EXERCISE TASK 1> Can you transcribe the entries word for word, starting at their first line and stopping after the line that contains "For every button, label, input, icon, or"? Leave the pictures out of your answer.

-------- SELECTION

On Tanna, as in much of Melanesia, two religions now reside side by side; traditional animism and missionary-introduced Christianity (Tippett 1967; Trompf 1987). Both religions reflect the cultural environment that spawned them; thousands of years of interaction with spiritual forces and their influence on enabling people to survive in their physical, social, and psychological world; and two thousand years of Christian expansion structured to reflect Greco-Roman philosophy in categories that reflect missionary understanding but have little relevance to local peoples. It is this tension between local and Western worldviews that structures Dr. Ken Nehrbass’ excellent book. Sadly, the missionaries encouraged people to abandon kastom and embrace Christianity. This forced people to make unfortunate choices resulting in “split-level Christianity” (Hiebert, Shaw, and Tienou 1999, 15ff). This dual perspective creates a dynamic syncretism which enables people to separate Christianity from the way they live their lives. The result is a lack of understanding of Scriptural perspectives—God’s perspective. The Bible is all about God enabling people with whom he communicated to worship him appropriately in contrast to performing ritual to get something they want. God gave Israel many “kastoms” all with the focus of acknowledging and worshiping him. Nehrbass clearly presents this development in Chapter 1. This is closely juxtaposed with an anthropological understanding of animism as a “religion” of the people in Chapter 2. In focus, then, is how people respond to God as a product of their beliefs and values, not which worldview (local or Christian) they subscribe to. How people steeped in the reality of life process Scripture is far more important, for them, than the ideas the missionaries brought, as Trompf has made clear (1987, 5–6).
In our contemporary, globalizing world, the people of Tanna and Melanesia in general cannot—must not—ignore the rest of the world. Like missions in the past, a ubiquitous “globalization” now frames most things people do. However, they still live their lives in a particular context endued with their traditions and lifestyle expectations—kastom. This is the context within which all outside influence must be evaluated. It is this understanding of context and the role of the gospel, encased in Scripture, that Nehrbass seeks to make sense of. Both are critical to the well-being of people who come to church whenever the bell rings and maintain their identity in the context of a spiritually, socially, and emotionally charged reality.

----------------
-------- ROWS

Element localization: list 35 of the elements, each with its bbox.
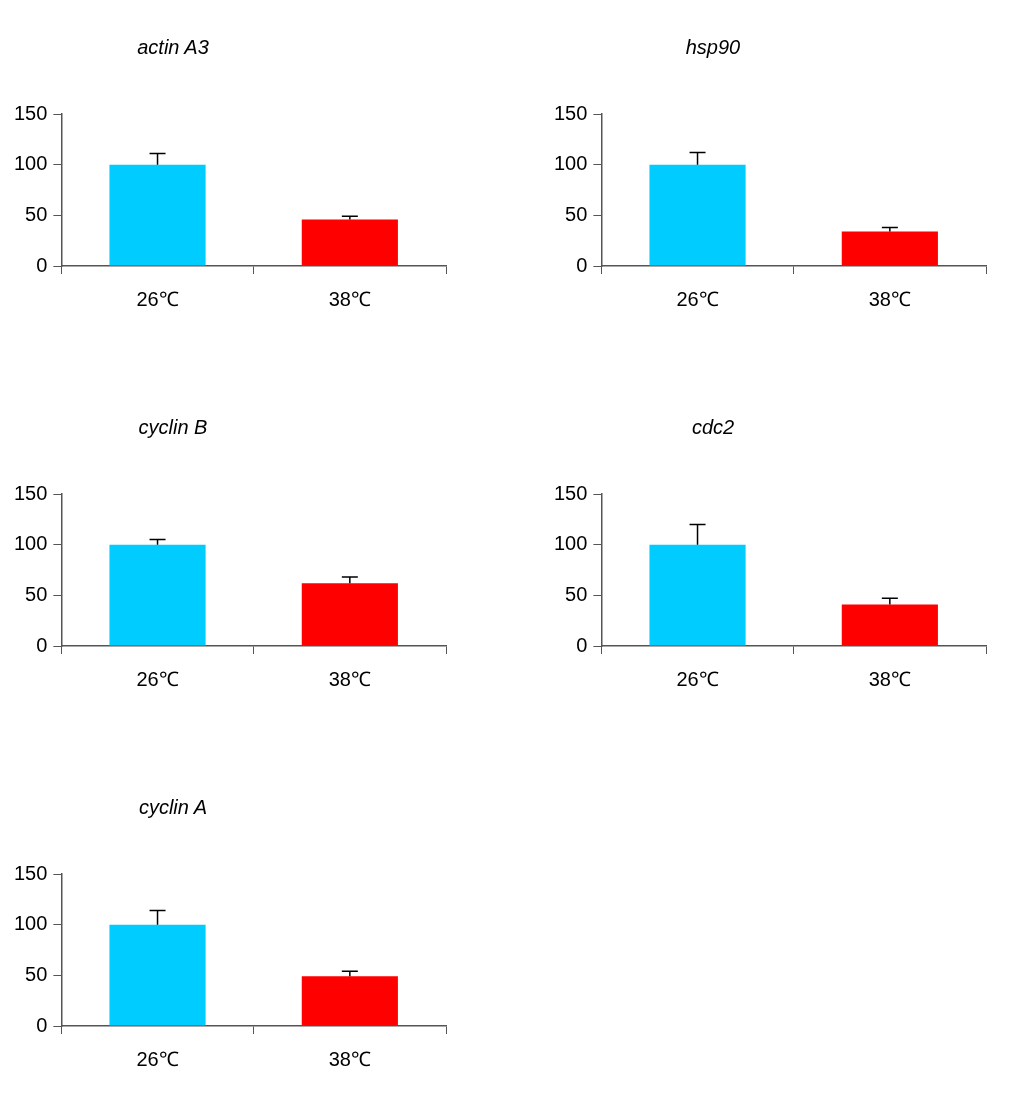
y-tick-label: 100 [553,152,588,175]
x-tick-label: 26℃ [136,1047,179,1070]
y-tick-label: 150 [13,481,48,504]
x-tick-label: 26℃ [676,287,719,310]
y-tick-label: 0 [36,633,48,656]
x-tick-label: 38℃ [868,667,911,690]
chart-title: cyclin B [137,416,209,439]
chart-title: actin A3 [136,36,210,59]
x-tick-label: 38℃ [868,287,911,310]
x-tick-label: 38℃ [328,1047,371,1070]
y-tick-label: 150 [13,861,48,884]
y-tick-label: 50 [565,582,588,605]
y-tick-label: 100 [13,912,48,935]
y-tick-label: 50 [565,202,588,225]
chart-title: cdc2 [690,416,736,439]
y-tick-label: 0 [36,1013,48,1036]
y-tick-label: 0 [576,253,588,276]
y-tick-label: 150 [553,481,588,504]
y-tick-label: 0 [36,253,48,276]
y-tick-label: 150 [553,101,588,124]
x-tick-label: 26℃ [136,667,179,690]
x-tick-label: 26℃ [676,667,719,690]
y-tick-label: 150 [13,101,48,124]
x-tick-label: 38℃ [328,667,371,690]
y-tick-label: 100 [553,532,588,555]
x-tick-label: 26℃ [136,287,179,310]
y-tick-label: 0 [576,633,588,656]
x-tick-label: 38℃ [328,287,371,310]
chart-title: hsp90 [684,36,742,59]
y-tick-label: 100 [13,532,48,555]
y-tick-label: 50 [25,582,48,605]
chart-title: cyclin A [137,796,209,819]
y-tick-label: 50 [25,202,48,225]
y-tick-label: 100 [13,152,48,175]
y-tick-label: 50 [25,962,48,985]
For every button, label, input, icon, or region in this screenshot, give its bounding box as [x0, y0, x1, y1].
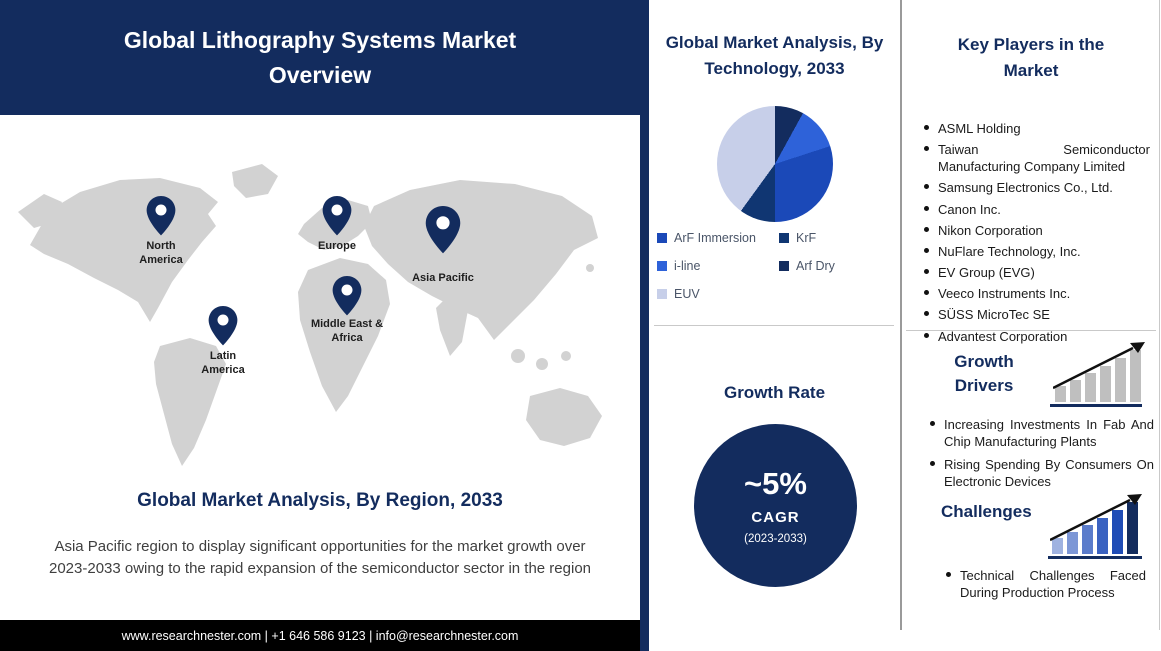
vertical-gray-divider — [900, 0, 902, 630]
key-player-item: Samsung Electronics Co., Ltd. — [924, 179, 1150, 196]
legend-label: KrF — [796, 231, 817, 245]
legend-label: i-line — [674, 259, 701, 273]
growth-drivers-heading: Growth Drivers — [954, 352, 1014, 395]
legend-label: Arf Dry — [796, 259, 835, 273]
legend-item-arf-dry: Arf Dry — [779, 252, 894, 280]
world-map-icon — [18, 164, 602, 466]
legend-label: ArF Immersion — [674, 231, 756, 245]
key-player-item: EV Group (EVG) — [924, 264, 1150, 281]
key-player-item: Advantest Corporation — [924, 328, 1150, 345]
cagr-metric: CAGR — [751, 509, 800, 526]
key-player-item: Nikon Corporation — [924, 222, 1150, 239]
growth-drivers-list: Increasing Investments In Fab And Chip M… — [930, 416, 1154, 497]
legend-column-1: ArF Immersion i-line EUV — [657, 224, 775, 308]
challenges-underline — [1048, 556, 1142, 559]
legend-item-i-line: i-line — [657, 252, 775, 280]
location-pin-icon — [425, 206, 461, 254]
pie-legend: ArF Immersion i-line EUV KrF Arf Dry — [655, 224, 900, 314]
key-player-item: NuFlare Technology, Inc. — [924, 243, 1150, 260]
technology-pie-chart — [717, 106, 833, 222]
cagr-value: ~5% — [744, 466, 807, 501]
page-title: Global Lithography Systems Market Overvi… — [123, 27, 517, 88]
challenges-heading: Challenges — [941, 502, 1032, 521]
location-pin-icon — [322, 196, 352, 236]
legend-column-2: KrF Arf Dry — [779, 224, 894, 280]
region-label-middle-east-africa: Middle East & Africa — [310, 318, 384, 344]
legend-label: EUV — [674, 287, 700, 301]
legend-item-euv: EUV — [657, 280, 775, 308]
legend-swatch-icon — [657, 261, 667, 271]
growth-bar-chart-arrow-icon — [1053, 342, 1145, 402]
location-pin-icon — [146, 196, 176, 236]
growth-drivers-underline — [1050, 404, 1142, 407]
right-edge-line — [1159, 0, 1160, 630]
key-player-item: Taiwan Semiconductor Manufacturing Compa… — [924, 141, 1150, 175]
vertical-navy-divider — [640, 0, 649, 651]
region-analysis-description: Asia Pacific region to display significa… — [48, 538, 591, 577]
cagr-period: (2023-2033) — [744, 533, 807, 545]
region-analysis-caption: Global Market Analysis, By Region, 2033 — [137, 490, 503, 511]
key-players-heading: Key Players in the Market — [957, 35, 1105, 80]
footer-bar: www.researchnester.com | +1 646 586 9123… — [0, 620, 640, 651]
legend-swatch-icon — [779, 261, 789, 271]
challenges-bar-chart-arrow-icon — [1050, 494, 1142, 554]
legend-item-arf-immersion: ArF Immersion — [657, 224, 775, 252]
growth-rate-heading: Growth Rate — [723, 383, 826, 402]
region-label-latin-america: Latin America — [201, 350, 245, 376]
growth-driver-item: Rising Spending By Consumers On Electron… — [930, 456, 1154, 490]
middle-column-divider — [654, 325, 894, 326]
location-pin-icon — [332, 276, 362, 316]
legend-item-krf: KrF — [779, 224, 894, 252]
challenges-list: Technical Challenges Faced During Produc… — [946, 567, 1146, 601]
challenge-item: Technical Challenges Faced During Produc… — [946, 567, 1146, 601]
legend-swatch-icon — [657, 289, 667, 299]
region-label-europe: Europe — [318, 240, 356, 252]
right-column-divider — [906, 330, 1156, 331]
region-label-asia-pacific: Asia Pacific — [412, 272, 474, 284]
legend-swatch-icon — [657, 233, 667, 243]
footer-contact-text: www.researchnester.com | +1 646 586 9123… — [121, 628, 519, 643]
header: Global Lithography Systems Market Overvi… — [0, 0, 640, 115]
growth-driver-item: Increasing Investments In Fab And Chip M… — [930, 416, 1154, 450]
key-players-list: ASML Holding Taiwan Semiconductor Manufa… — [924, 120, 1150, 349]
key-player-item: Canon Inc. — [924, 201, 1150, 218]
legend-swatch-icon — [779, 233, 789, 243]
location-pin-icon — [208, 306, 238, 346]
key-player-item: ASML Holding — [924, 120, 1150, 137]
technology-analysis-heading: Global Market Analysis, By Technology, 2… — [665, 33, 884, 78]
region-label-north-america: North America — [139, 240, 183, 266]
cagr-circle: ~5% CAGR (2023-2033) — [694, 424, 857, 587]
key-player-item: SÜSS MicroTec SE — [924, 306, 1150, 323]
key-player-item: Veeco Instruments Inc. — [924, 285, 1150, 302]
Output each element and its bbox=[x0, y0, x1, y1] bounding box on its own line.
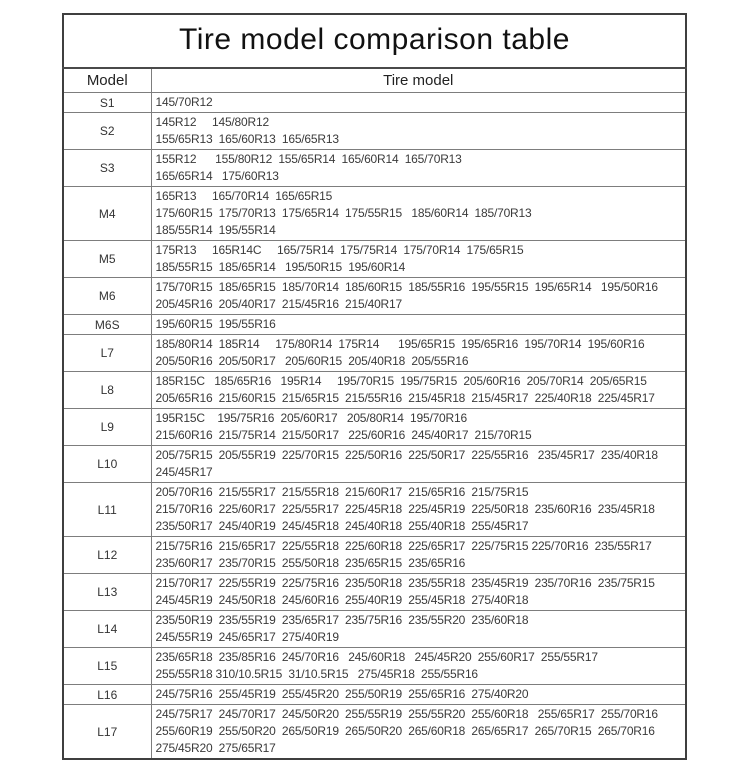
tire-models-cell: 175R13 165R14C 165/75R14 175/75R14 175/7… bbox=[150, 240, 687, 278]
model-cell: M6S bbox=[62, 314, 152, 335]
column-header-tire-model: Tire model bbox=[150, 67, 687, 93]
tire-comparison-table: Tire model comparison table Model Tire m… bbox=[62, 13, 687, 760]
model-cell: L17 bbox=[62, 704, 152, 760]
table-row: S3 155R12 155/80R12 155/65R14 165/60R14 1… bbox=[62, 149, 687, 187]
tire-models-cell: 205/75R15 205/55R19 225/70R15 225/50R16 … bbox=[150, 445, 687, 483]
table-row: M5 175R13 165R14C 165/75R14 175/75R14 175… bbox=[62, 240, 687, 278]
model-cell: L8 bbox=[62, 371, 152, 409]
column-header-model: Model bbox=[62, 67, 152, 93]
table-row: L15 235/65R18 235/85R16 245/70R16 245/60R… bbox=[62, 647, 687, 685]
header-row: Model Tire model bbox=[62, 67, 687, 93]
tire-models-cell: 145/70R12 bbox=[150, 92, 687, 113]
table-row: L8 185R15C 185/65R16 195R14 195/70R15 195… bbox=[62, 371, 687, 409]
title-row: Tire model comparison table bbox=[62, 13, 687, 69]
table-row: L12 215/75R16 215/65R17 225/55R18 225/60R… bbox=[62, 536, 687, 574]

----------------

EXERCISE TASK 2> In the passage about Tanna, how would you render this sentence in Spanish: "Sadly, the missionaries encouraged people to abandon kastom and embrace Christianity."

TASK SOLUTION 1>
Element localization: list 35 of the elements, each with its bbox.
y-tick-label: 100 [553,152,588,175]
x-tick-label: 26℃ [136,1047,179,1070]
y-tick-label: 150 [13,481,48,504]
x-tick-label: 26℃ [676,287,719,310]
y-tick-label: 0 [36,633,48,656]
x-tick-label: 38℃ [868,667,911,690]
chart-title: cyclin B [137,416,209,439]
chart-title: actin A3 [136,36,210,59]
x-tick-label: 38℃ [868,287,911,310]
x-tick-label: 38℃ [328,1047,371,1070]
y-tick-label: 150 [13,861,48,884]
y-tick-label: 50 [565,582,588,605]
y-tick-label: 100 [13,912,48,935]
y-tick-label: 50 [565,202,588,225]
chart-title: cdc2 [690,416,736,439]
y-tick-label: 0 [36,1013,48,1036]
y-tick-label: 0 [576,253,588,276]
y-tick-label: 150 [553,481,588,504]
y-tick-label: 0 [36,253,48,276]
y-tick-label: 150 [553,101,588,124]
x-tick-label: 26℃ [136,667,179,690]
x-tick-label: 26℃ [676,667,719,690]
y-tick-label: 150 [13,101,48,124]
x-tick-label: 38℃ [328,667,371,690]
y-tick-label: 100 [553,532,588,555]
x-tick-label: 26℃ [136,287,179,310]
y-tick-label: 0 [576,633,588,656]
x-tick-label: 38℃ [328,287,371,310]
chart-title: hsp90 [684,36,742,59]
y-tick-label: 100 [13,532,48,555]
y-tick-label: 50 [25,582,48,605]
chart-title: cyclin A [137,796,209,819]
y-tick-label: 50 [25,202,48,225]
y-tick-label: 100 [13,152,48,175]
y-tick-label: 50 [25,962,48,985]
For every button, label, input, icon, or region in this screenshot, give its bounding box as [x0, y0, x1, y1].

TASK SOLUTION 2> Lamentablemente, los misioneros animaron a la gente a abandonar el kastom y a abrazar el cristianismo.